TÂCHE À FAIRE 1 ▸
Relevez toutes les données chiffrées que contient l'article sur le report de la réforme de la dépendance.
TÂCHE À FAIRE 2 ▸
Dans l'article sur le report de la réforme de la dépendance, traduisez en anglais la phrase « Dans un communiqué publié aujourd'hui, le groupe Macif déplore ce nouvel ajournement. »
TÂCHE À FAIRE 3 ▸
Extrayez de l'article sur le report de la réforme de la dépendance le passage qui va de "Dans un entretien" jusqu'à "la perte d’autonomie." inclus.

TEXTE SOURCE ▸

|---|

Dépendance : Roselyne Bachelot minimise le report de la réforme

Dans un entretien accordé à Libération, Roselyne Bachelot insiste sur le fait que la réforme sur le financement de la dépendance est simplement « reportée ». Report que le groupe Macif déplore.

Alors qu’Axa Prevention dévoile ce matin les résultats d’une enquête où l’on apprend que 94% des français se sentent concernée par dépendance (voir notre article), la ministre des solidarités et de la cohésion sociale tente de minimiser le nouveau report de la réforme sur le financement de la perte d’autonomie.

La réforme sur le financement de la dépendance « n’est pas annulée, elle est reportée », explique Roselyne Bachelot dans Libération. « Cette réforme viendra » précise la ministre qui insiste sur le fait que « la crise financière mondiale que nous rencontrons nous empêche, pour le moment, de mettre en œuvre un financement massif pour les années à venir ». Et Roselyne Bachelot de préciser « qu’un nouveau point sera fait début 2012 », avant d’ajouter que « la politique en direction des personnes âgées ne s’arrête pas. Nous restons mobilisés, l’État continue à agir ».

Un report qui passe mal

Malgré les effort de la ministre des Solidarités et de la cohésion sociale pour rassurer l’opinion politique, le secteur réagit de manière négative depuis l’annonce de ce report (voir notre article sur le sujet).

Dans un communiqué publié aujourd’hui, le groupe Macif déplore ce nouvel ajournement. La mutuelle d’assurances « s’inquiète de voir enterrer une réforme indispensable pour la société de demain et pour laquelle elle s’est fortement engagé aux côtés des acteurs militants qui oeuvrent depuis des années ». Le groupe Macif considère qu’ « en repoussant ainsi le moment d’agir, le gouvernement a déçu les espoirs de tous les acteurs mobilisés sur le dossier et, surtout, de tous les Français en situation de perte d’autonomie et des 4 millions d’aidants familiaux qui attendent toujours des solutions ». Enfin, l’assureur se dit « profondément convaincu de l’utilité et de la nécessité sociale d’une telle réforme ».

|---|

Données de prédiction de boîtes englobantes ▸
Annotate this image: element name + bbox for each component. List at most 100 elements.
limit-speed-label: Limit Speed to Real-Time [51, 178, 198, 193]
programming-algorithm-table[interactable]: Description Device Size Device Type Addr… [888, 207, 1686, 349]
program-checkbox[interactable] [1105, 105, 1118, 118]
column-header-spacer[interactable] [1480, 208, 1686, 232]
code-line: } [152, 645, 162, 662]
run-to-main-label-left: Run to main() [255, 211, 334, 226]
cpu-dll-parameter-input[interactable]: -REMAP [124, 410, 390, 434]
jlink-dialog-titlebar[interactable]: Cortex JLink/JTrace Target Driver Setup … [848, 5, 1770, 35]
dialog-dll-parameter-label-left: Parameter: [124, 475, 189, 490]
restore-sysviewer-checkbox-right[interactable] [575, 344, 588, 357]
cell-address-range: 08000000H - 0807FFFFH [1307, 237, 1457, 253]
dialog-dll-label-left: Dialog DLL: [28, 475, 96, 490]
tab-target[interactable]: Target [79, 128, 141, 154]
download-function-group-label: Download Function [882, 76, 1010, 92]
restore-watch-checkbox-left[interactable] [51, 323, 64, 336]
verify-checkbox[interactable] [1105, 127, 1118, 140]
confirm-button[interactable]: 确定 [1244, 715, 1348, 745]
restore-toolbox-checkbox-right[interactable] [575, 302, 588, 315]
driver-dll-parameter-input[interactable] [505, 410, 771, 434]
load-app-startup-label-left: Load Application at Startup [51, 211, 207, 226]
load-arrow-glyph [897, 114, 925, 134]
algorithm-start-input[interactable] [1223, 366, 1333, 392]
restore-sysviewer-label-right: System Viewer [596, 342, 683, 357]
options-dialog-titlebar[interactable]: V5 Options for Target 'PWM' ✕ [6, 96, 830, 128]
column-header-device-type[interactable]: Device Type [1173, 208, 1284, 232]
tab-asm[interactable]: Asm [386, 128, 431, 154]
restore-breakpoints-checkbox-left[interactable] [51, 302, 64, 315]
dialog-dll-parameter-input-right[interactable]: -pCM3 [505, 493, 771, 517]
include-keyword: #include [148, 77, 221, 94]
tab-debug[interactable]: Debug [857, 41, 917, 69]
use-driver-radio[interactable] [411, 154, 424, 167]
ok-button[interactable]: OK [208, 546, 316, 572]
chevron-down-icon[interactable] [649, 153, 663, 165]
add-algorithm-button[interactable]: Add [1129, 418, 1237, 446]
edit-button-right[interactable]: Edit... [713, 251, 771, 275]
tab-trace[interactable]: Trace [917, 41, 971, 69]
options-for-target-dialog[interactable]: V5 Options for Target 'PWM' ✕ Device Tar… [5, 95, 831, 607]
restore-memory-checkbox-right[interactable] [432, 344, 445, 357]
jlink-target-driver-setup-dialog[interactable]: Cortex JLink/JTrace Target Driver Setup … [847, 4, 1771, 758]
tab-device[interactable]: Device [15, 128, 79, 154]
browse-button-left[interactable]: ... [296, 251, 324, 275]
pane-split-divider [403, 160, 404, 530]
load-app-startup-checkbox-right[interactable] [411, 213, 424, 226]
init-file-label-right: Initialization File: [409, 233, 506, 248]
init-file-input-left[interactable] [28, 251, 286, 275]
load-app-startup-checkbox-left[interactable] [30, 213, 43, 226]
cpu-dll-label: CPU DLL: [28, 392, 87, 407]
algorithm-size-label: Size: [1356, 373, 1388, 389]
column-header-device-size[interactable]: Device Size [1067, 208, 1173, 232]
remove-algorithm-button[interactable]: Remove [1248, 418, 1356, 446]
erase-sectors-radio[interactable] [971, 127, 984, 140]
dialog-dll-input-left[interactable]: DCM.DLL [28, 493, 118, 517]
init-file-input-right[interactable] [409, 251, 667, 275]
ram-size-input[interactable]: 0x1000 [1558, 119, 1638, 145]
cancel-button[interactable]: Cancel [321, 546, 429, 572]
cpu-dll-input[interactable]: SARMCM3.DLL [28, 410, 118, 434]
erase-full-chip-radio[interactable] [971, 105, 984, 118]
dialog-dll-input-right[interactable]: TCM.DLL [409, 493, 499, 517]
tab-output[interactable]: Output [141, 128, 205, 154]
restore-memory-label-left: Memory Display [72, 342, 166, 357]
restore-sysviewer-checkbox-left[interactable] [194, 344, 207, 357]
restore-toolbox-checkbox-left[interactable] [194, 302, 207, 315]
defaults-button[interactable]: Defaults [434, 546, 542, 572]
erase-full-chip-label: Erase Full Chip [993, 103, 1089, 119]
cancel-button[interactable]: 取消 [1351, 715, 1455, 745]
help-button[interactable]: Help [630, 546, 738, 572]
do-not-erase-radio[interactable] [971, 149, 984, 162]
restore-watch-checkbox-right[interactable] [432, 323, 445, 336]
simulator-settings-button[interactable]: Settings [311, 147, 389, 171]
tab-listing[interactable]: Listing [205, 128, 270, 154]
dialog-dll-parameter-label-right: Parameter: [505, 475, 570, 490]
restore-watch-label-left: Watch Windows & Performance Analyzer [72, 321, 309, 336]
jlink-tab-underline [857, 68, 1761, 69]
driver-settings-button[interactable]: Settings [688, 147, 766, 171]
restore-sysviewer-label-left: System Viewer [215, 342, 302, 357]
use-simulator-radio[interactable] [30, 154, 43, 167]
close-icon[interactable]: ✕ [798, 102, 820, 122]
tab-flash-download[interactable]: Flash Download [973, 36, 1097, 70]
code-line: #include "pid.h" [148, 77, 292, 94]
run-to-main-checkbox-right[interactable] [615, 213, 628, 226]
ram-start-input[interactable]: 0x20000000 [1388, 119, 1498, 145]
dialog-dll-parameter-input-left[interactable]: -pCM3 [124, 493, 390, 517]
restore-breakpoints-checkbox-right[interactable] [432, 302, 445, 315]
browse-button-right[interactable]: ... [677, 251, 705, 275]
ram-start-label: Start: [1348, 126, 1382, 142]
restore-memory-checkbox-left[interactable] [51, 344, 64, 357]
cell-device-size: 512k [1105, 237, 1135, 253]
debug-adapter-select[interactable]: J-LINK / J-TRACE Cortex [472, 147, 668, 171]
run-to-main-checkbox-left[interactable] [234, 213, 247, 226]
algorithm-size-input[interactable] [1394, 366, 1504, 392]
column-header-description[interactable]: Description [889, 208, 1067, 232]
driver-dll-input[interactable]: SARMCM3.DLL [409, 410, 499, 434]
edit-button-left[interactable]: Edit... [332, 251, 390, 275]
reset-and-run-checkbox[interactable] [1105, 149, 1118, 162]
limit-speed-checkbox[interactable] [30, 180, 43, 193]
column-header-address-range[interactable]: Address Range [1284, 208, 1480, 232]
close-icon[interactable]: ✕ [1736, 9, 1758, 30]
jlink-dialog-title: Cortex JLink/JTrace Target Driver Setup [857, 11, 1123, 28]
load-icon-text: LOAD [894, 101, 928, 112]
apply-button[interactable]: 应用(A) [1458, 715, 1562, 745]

|---|

RÉPONSE 1 ▸
- 94 %
- début 2012
- 4 millions

RÉPONSE 2 ▸
In a press release published today, the Macif group deplores this new postponement.

RÉPONSE 3 ▸
Dans un entretien accordé à Libération, Roselyne Bachelot insiste sur le fait que la réforme sur le financement de la dépendance est simplement « reportée ». Report que le groupe Macif déplore.

Alors qu’Axa Prevention dévoile ce matin les résultats d’une enquête où l’on apprend que 94% des français se sentent concernée par dépendance (voir notre article), la ministre des solidarités et de la cohésion sociale tente de minimiser le nouveau report de la réforme sur le financement de la perte d’autonomie.